• **PROVIDED DATA**
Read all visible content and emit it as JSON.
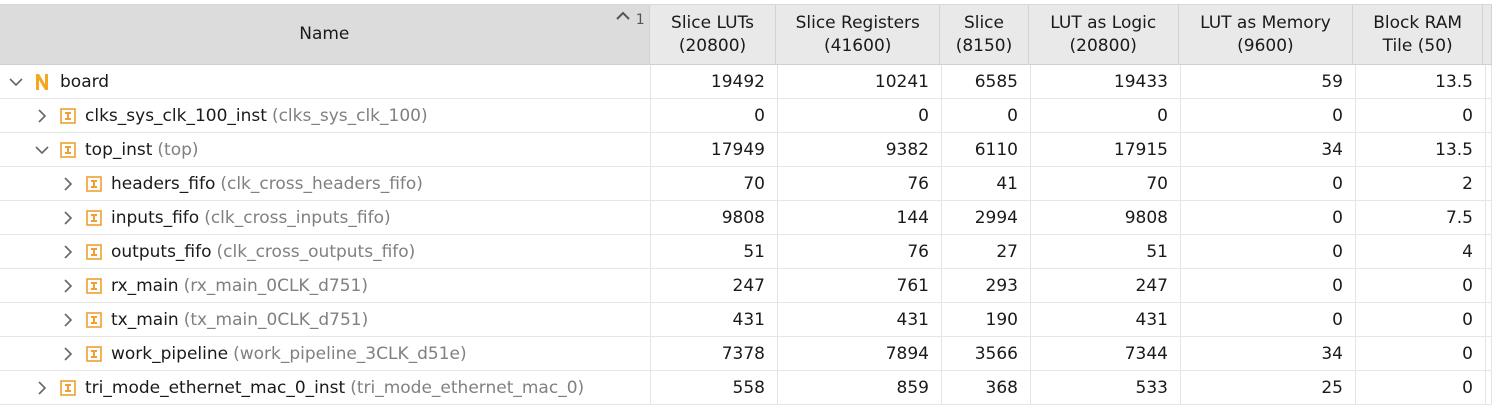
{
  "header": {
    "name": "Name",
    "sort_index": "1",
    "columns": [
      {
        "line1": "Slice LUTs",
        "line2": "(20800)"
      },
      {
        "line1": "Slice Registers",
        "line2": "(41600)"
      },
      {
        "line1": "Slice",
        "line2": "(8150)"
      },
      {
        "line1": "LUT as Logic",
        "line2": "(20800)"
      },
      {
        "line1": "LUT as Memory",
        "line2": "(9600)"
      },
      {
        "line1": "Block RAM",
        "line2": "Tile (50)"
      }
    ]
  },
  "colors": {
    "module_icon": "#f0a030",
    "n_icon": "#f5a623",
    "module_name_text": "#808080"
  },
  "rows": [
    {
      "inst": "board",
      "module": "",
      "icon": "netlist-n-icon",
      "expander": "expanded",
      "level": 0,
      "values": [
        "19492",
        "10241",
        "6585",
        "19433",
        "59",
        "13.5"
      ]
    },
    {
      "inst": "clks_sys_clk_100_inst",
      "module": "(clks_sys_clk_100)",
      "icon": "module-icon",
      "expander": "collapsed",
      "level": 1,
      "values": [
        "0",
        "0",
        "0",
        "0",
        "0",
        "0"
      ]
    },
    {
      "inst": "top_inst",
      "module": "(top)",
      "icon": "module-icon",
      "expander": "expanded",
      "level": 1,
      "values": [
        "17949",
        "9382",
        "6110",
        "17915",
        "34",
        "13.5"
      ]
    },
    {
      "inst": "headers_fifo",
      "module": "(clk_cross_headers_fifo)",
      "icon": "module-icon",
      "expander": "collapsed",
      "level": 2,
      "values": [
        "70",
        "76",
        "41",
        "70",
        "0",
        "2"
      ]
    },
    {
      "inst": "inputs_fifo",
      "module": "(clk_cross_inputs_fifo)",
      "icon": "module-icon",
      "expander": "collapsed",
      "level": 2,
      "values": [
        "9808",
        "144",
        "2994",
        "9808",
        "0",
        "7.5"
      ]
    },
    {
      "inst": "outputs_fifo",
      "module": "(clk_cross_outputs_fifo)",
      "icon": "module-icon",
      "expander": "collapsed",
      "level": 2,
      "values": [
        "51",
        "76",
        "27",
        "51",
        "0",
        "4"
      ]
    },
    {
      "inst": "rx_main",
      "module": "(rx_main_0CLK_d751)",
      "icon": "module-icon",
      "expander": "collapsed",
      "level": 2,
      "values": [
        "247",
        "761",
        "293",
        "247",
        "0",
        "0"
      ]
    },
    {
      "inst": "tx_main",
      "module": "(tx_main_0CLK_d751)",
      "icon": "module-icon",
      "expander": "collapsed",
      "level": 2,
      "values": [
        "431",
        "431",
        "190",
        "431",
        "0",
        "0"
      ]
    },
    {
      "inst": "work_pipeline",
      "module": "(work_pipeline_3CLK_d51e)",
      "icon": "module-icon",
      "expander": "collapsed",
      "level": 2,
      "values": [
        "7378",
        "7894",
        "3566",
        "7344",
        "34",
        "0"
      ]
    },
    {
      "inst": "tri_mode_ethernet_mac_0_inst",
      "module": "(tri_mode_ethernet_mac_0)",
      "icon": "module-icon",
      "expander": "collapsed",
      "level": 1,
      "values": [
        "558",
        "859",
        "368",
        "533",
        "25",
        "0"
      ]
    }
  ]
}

• **PROBLEM REQUIREMENTS**
Among the records above, find each line holding the string "inst" and pull it out.

• **REPLY TO THE EXERCISE**
      "inst": "board",
      "inst": "clks_sys_clk_100_inst",
      "inst": "top_inst",
      "inst": "headers_fifo",
      "inst": "inputs_fifo",
      "inst": "outputs_fifo",
      "inst": "rx_main",
      "inst": "tx_main",
      "inst": "work_pipeline",
      "inst": "tri_mode_ethernet_mac_0_inst",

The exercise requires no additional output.